_The request_
Give every line below as a JSON list of strings, one string per line, skipping blank lines and leaving out the pictures.

Layout element annotations
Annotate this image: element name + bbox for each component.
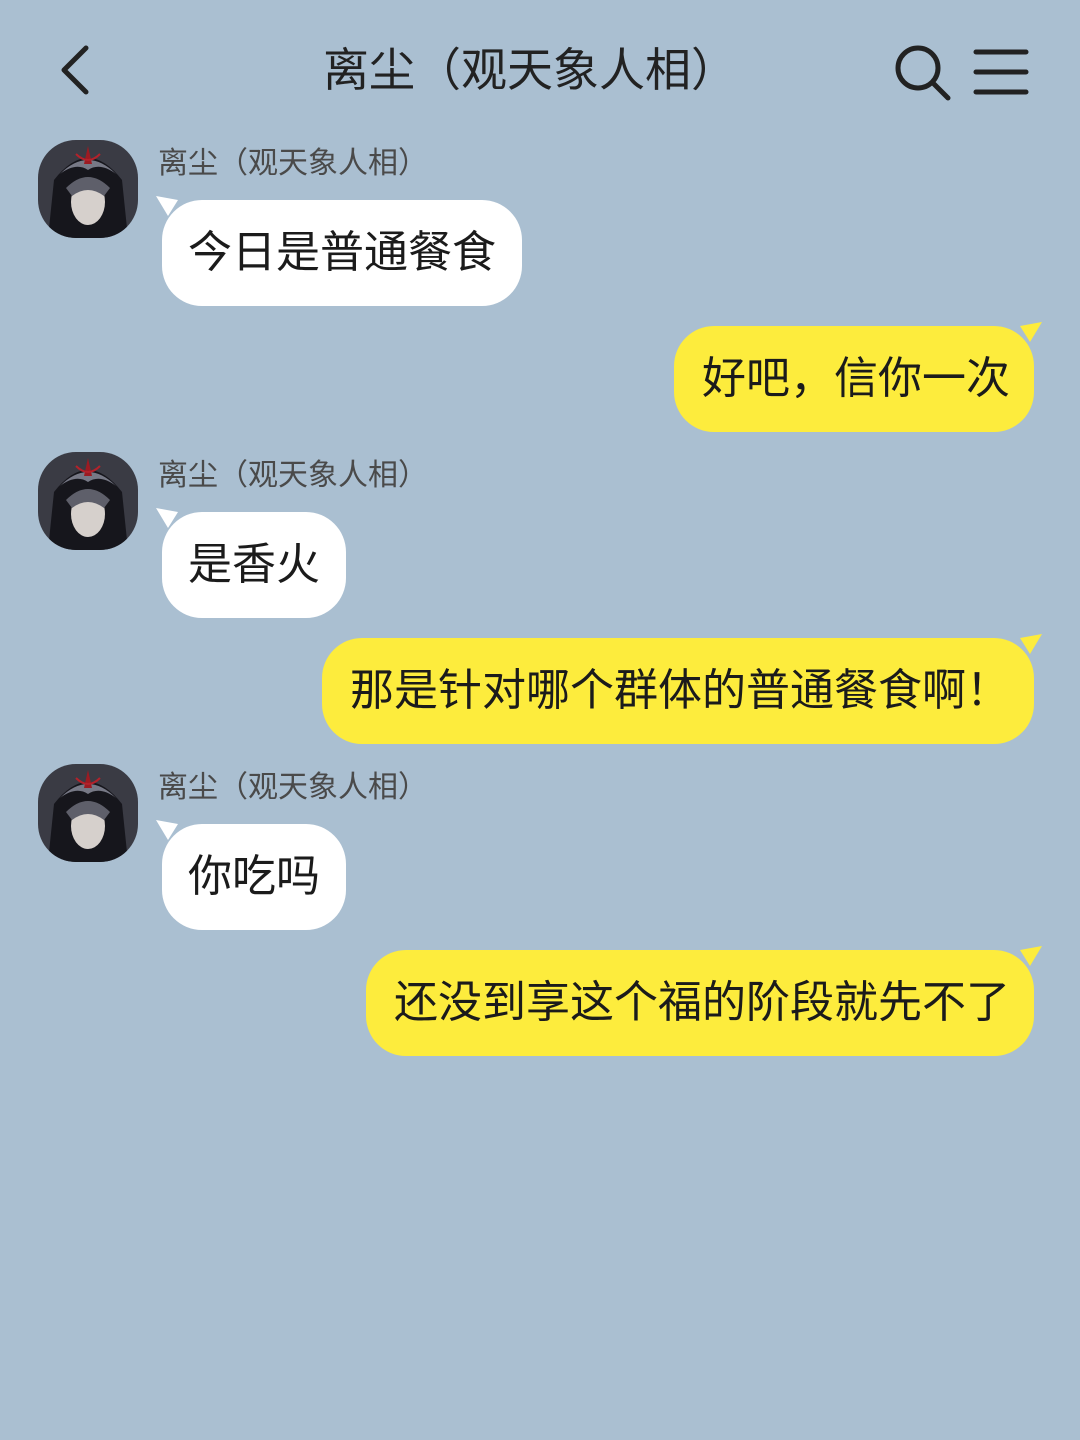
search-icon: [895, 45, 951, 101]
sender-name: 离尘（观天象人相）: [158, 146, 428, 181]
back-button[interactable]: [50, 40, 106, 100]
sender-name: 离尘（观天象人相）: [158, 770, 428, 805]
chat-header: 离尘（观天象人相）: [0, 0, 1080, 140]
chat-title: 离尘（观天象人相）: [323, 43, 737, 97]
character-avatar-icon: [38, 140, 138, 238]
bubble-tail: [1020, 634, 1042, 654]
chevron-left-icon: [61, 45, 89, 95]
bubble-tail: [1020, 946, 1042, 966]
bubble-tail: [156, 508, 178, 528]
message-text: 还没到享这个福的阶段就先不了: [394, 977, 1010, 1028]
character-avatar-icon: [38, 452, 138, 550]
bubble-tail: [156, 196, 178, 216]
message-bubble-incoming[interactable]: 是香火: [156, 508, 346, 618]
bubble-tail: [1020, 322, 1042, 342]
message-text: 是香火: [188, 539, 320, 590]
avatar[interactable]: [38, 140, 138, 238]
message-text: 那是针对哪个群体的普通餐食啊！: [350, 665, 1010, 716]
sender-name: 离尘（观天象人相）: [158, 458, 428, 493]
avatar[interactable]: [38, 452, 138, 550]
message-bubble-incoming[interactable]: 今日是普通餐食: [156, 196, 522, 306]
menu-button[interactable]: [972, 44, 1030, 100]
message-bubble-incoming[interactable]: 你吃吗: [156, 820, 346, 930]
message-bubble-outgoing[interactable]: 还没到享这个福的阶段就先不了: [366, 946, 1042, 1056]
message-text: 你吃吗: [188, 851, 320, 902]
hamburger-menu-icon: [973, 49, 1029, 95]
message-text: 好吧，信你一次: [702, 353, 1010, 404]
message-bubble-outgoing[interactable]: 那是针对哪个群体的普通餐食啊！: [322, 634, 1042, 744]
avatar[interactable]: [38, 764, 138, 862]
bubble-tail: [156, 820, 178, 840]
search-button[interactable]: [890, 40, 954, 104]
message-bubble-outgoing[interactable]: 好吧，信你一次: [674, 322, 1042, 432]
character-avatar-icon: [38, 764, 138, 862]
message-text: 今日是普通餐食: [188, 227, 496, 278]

_Exercise result_
[
  "Annotate this image: element name + bbox for each component.",
  "search-icon: [895, 45, 951, 101]",
  "sender-name: 离尘（观天象人相）: [158, 146, 428, 181]",
  "back-button[interactable]: [50, 40, 106, 100]",
  "sender-name: 离尘（观天象人相）: [158, 770, 428, 805]",
  "chat-header: 离尘（观天象人相）: [0, 0, 1080, 140]",
  "chat-title: 离尘（观天象人相）: [323, 43, 737, 97]",
  "character-avatar-icon: [38, 140, 138, 238]",
  "bubble-tail: [1020, 634, 1042, 654]",
  "chevron-left-icon: [61, 45, 89, 95]",
  "bubble-tail: [1020, 946, 1042, 966]",
  "bubble-tail: [156, 508, 178, 528]",
  "message-text: 还没到享这个福的阶段就先不了: [394, 977, 1010, 1028]",
  "character-avatar-icon: [38, 452, 138, 550]",
  "bubble-tail: [156, 196, 178, 216]",
  "message-bubble-incoming[interactable]: 是香火: [156, 508, 346, 618]",
  "bubble-tail: [1020, 322, 1042, 342]",
  "message-text: 是香火: [188, 539, 320, 590]",
  "avatar[interactable]: [38, 140, 138, 238]",
  "message-text: 那是针对哪个群体的普通餐食啊！: [350, 665, 1010, 716]",
  "sender-name: 离尘（观天象人相）: [158, 458, 428, 493]",
  "avatar[interactable]: [38, 452, 138, 550]",
  "message-bubble-incoming[interactable]: 今日是普通餐食: [156, 196, 522, 306]",
  "menu-button[interactable]: [972, 44, 1030, 100]",
  "message-bubble-incoming[interactable]: 你吃吗: [156, 820, 346, 930]",
  "message-bubble-outgoing[interactable]: 还没到享这个福的阶段就先不了: [366, 946, 1042, 1056]",
  "message-text: 你吃吗: [188, 851, 320, 902]",
  "hamburger-menu-icon: [973, 49, 1029, 95]",
  "message-text: 好吧，信你一次: [702, 353, 1010, 404]",
  "message-bubble-outgoing[interactable]: 那是针对哪个群体的普通餐食啊！: [322, 634, 1042, 744]",
  "avatar[interactable]: [38, 764, 138, 862]",
  "bubble-tail: [156, 820, 178, 840]",
  "search-button[interactable]: [890, 40, 954, 104]",
  "message-bubble-outgoing[interactable]: 好吧，信你一次: [674, 322, 1042, 432]",
  "character-avatar-icon: [38, 764, 138, 862]",
  "message-text: 今日是普通餐食: [188, 227, 496, 278]"
]